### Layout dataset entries
##############################

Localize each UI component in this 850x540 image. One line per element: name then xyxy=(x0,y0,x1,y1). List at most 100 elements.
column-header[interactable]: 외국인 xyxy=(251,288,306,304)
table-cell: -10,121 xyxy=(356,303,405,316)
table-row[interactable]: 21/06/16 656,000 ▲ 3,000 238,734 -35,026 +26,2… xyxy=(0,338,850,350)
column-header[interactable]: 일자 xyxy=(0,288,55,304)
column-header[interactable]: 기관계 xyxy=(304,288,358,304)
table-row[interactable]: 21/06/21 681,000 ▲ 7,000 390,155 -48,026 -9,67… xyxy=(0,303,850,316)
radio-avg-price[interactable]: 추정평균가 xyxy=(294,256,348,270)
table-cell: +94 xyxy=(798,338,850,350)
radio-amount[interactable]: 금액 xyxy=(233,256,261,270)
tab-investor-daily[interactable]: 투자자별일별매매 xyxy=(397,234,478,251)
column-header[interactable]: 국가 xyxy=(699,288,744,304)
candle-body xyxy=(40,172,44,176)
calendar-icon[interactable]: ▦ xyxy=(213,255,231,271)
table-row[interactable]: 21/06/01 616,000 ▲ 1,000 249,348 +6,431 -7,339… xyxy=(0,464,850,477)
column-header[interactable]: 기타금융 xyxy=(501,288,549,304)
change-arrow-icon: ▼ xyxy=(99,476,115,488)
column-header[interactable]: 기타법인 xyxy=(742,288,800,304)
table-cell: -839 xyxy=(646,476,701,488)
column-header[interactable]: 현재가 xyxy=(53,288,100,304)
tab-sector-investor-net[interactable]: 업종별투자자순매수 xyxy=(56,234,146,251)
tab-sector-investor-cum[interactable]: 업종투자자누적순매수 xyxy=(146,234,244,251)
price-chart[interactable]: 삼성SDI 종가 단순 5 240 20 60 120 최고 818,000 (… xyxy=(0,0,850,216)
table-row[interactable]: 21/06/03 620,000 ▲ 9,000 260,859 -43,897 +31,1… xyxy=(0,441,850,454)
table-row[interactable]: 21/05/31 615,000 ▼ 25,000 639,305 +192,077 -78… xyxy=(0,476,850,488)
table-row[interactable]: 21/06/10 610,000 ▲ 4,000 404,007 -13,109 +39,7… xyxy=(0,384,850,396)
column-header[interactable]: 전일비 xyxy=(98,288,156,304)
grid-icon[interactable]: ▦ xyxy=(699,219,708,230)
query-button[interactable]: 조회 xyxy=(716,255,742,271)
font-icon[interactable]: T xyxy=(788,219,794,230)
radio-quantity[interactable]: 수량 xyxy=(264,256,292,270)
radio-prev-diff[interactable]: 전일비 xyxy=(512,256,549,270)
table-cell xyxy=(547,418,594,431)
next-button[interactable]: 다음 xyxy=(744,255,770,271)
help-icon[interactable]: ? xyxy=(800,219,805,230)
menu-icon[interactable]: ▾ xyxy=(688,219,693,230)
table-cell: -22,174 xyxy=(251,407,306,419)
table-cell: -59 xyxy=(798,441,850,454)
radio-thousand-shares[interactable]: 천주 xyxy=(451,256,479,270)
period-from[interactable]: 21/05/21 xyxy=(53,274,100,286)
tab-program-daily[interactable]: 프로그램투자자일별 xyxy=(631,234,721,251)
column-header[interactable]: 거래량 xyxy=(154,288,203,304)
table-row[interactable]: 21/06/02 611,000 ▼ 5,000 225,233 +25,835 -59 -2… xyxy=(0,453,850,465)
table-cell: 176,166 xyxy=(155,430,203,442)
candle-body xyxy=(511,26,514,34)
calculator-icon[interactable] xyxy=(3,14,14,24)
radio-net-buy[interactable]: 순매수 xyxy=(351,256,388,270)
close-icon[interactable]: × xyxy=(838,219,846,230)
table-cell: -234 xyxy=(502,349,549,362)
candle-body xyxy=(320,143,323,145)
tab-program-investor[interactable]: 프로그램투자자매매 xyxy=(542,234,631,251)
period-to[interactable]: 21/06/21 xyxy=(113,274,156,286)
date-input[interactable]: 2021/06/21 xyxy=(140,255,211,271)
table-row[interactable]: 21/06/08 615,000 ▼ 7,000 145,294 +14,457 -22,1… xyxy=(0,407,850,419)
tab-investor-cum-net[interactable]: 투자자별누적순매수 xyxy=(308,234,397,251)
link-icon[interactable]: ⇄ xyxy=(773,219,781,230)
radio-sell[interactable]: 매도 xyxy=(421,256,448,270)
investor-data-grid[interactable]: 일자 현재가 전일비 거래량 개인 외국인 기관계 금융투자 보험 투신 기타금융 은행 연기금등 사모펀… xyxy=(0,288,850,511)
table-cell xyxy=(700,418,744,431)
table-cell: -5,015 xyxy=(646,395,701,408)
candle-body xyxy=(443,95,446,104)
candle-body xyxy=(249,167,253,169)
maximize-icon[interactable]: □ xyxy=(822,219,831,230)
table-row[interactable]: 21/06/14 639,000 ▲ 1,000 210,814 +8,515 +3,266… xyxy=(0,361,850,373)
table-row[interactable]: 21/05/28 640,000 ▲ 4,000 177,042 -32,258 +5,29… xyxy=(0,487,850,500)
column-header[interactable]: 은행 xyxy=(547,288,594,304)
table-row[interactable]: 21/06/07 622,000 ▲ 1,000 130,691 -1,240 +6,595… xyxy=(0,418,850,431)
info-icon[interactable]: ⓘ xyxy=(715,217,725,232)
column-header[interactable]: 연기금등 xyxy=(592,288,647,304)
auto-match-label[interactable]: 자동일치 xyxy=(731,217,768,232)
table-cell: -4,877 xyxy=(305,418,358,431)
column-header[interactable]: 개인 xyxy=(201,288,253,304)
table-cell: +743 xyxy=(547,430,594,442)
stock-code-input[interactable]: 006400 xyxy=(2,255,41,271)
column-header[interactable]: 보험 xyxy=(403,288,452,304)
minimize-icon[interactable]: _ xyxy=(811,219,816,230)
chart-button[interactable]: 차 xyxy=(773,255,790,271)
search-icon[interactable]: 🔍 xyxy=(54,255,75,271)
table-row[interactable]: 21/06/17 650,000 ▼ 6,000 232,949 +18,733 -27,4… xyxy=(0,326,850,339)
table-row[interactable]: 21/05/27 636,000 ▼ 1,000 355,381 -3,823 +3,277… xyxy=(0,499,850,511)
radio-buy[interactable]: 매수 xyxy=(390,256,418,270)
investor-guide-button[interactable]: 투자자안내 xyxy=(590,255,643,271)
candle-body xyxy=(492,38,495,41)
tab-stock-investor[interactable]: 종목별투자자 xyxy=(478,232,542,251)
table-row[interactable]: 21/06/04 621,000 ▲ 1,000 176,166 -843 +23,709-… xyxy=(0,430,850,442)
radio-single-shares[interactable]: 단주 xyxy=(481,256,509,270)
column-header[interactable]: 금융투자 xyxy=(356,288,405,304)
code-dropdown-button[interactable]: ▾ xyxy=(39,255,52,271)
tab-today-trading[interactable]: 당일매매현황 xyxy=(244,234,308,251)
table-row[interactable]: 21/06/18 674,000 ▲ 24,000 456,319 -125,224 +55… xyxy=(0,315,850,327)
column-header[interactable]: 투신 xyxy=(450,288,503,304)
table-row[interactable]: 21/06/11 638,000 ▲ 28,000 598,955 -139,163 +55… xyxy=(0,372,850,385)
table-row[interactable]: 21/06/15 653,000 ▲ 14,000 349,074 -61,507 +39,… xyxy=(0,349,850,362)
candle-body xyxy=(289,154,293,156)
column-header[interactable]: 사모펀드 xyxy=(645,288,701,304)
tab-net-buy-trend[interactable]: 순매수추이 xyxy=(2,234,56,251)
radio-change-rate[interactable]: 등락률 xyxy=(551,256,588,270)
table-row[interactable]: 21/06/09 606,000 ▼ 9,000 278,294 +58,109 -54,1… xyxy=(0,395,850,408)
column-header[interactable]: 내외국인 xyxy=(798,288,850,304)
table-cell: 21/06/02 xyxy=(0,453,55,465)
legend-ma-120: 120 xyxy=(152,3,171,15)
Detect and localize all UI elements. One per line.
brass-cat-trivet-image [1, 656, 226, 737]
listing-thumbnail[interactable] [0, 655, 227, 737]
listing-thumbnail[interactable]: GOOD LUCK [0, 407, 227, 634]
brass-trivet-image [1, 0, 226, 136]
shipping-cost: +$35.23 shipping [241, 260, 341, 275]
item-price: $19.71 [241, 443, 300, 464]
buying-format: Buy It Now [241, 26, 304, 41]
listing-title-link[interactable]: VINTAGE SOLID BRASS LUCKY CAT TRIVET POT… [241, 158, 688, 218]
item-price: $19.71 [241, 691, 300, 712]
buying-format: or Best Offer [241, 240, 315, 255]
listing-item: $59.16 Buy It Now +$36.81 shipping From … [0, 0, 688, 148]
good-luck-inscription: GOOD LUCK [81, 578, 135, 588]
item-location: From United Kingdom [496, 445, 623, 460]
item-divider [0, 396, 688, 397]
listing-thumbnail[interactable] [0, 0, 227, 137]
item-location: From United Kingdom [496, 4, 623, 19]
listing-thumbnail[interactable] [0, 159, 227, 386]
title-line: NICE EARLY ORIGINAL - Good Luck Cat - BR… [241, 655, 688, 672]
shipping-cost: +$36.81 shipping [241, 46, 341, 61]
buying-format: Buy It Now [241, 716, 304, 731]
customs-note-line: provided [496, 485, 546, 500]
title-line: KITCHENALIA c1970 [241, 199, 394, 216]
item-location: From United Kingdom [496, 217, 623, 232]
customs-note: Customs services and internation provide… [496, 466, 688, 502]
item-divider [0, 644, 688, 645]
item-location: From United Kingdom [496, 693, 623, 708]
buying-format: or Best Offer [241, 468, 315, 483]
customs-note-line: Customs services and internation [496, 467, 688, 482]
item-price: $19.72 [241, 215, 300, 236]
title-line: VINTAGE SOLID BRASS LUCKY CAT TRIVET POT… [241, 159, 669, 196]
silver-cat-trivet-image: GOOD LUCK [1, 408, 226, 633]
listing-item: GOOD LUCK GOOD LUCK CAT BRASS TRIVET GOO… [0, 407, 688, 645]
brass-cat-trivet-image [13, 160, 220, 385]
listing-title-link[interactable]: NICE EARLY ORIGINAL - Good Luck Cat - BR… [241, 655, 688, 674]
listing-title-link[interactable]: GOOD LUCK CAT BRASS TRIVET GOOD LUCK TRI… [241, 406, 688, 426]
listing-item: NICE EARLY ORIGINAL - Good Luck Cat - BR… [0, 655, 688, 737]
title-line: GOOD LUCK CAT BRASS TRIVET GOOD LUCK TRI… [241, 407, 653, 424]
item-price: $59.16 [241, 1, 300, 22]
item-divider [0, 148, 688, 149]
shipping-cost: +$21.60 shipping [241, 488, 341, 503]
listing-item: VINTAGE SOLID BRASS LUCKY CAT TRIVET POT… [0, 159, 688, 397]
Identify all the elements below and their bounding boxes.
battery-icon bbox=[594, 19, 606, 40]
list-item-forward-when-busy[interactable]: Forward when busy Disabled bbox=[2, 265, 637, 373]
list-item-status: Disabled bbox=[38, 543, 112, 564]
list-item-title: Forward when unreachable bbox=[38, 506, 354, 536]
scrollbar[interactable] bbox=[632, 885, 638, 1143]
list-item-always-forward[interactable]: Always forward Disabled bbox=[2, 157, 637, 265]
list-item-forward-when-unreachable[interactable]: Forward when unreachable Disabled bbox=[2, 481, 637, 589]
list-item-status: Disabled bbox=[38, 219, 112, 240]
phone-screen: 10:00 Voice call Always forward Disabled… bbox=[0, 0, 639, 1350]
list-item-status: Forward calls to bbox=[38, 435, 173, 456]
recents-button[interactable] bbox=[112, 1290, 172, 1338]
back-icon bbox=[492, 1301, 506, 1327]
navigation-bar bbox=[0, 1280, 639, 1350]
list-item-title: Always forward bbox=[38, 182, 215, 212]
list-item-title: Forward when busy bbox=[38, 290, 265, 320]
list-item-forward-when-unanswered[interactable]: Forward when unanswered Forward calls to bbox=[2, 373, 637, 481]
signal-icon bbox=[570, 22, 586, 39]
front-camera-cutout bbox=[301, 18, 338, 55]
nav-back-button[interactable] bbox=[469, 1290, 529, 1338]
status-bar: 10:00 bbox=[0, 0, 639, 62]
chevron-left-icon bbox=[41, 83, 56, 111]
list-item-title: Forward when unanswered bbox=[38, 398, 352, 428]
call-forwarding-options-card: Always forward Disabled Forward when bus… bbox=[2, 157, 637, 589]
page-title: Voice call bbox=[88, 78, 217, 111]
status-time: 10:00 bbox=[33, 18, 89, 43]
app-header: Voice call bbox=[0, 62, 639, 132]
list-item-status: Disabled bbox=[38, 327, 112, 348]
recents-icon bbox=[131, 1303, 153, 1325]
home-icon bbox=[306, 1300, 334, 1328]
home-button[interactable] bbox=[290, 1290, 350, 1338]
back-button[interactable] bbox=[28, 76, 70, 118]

##############################

### Task brief
Please set down the lines of the data above, starting at the first line and ending at the line that contains "candle-body xyxy=(40,172,44,176)". Include both of those lines.

### Exercise response
Localize each UI component in this 850x540 image. One line per element: name then xyxy=(x0,y0,x1,y1). List at most 100 elements.
column-header[interactable]: 외국인 xyxy=(251,288,306,304)
table-cell: -10,121 xyxy=(356,303,405,316)
table-row[interactable]: 21/06/16 656,000 ▲ 3,000 238,734 -35,026 +26,2… xyxy=(0,338,850,350)
column-header[interactable]: 일자 xyxy=(0,288,55,304)
column-header[interactable]: 기관계 xyxy=(304,288,358,304)
table-row[interactable]: 21/06/21 681,000 ▲ 7,000 390,155 -48,026 -9,67… xyxy=(0,303,850,316)
radio-avg-price[interactable]: 추정평균가 xyxy=(294,256,348,270)
table-cell: +94 xyxy=(798,338,850,350)
radio-amount[interactable]: 금액 xyxy=(233,256,261,270)
tab-investor-daily[interactable]: 투자자별일별매매 xyxy=(397,234,478,251)
column-header[interactable]: 국가 xyxy=(699,288,744,304)
candle-body xyxy=(40,172,44,176)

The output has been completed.